WHAT TO WORK ON -
Count how many lines in the entries below contain the string "detection", with case counting, and reply with only that number.

RECORDS TO PROCESS -
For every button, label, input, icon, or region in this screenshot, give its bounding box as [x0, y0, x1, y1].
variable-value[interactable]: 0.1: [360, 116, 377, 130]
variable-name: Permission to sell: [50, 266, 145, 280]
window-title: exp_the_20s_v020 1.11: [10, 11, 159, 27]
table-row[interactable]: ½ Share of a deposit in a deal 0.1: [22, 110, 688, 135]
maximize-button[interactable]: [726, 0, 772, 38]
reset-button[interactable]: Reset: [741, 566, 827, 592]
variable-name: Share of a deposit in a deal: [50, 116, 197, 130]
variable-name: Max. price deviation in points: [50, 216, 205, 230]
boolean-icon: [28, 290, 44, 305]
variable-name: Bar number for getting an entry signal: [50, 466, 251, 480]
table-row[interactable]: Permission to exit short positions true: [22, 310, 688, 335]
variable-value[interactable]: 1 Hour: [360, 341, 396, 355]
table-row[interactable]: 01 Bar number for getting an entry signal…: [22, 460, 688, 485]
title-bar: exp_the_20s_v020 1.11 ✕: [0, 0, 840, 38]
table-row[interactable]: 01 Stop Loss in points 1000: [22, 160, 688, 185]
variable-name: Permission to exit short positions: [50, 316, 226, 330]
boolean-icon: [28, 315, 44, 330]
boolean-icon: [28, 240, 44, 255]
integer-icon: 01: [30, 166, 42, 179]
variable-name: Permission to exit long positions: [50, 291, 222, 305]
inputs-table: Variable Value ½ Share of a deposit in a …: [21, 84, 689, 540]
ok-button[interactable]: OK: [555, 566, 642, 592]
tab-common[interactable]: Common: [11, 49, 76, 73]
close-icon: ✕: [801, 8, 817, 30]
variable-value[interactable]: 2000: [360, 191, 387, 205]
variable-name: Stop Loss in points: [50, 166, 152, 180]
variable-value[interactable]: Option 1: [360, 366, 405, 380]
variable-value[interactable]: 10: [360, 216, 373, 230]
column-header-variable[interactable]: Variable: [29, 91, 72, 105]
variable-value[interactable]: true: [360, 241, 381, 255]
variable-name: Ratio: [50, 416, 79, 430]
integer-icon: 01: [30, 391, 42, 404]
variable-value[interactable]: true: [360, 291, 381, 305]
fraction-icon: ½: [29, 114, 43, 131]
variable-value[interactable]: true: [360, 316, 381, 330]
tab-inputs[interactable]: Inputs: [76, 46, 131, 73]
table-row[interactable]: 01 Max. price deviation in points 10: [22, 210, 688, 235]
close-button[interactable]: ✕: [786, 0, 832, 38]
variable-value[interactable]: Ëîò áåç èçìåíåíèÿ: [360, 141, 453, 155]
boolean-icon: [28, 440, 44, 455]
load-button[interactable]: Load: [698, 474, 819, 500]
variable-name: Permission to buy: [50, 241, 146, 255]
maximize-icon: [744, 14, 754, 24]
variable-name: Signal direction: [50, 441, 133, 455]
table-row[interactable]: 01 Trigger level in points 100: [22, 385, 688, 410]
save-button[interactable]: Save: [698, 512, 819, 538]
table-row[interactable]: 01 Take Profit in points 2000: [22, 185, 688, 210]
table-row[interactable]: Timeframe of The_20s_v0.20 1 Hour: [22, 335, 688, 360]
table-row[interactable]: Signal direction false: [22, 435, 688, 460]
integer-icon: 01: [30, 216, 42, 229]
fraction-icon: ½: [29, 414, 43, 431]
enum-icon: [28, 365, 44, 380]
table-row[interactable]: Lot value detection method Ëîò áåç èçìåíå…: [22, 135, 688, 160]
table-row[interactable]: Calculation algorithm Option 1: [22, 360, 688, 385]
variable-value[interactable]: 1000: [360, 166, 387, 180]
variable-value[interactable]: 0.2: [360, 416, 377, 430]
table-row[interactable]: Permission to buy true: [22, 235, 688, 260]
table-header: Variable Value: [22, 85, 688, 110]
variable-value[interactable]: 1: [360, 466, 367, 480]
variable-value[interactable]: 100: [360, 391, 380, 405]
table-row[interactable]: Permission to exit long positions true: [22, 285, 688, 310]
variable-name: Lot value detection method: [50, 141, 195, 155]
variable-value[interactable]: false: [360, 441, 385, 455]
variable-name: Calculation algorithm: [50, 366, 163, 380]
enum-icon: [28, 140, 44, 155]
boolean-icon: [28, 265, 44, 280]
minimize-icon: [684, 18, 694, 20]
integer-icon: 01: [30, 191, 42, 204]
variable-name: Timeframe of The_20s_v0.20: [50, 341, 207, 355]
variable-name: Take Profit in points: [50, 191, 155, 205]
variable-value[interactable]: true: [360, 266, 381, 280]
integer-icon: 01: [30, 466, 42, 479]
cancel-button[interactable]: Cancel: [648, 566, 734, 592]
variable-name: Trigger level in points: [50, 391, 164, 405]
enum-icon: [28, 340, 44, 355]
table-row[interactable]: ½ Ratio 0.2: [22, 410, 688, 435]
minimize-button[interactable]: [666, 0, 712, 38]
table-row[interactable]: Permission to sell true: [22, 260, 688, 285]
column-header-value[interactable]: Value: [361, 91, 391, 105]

FULL SOLUTION -
2